• _Provided records_
┏━━

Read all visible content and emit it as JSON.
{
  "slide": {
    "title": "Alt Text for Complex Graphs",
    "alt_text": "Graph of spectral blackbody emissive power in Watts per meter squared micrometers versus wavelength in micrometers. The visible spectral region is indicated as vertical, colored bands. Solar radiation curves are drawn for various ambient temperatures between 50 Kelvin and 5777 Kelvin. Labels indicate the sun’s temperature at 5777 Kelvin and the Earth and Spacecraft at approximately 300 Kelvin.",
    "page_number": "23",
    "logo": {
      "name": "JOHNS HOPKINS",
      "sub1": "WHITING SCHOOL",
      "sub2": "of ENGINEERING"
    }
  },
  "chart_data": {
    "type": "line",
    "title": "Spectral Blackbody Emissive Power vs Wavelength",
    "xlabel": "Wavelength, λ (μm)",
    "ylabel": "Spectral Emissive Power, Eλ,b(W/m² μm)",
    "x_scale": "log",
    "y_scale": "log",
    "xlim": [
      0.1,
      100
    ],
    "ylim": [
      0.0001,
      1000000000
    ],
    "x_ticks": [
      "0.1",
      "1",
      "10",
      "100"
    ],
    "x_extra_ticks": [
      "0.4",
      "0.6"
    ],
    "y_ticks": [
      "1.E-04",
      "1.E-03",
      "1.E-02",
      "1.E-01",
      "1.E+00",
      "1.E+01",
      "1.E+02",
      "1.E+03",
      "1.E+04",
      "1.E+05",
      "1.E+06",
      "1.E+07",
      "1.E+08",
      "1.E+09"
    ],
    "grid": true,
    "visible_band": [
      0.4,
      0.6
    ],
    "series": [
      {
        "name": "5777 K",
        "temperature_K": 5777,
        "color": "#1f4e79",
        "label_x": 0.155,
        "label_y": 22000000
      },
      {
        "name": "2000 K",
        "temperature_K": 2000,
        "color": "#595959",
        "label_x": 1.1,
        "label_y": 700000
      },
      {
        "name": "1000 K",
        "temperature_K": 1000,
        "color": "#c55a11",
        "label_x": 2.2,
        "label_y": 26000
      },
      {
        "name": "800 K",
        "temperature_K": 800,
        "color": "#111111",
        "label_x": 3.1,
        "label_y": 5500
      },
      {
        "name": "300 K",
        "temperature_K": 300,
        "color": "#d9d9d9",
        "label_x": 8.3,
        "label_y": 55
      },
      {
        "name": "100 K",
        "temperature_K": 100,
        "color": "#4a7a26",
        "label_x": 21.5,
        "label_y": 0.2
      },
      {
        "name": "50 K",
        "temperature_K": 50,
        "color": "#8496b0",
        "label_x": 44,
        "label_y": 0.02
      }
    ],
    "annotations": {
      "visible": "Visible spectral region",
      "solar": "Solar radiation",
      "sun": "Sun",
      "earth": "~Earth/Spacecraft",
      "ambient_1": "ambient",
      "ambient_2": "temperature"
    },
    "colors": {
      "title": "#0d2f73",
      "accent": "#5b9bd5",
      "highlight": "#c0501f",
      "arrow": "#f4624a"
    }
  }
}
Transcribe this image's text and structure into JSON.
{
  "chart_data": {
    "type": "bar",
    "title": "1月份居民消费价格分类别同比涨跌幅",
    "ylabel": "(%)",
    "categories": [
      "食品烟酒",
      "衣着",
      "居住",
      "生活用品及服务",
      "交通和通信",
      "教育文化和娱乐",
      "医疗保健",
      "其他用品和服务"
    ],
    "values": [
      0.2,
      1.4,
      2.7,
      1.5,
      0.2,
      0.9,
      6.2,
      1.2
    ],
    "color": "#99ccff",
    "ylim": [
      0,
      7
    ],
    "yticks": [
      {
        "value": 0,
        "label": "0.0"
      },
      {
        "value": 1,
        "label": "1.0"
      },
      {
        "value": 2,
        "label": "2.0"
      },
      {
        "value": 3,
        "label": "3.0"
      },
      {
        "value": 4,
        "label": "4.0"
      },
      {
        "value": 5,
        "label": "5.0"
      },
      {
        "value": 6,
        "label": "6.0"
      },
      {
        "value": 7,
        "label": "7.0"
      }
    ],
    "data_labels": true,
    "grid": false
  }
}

┗━━

• _What to produce_
Count every line of the records that holds the string "name". Write only the total.

• _Worked solution_
8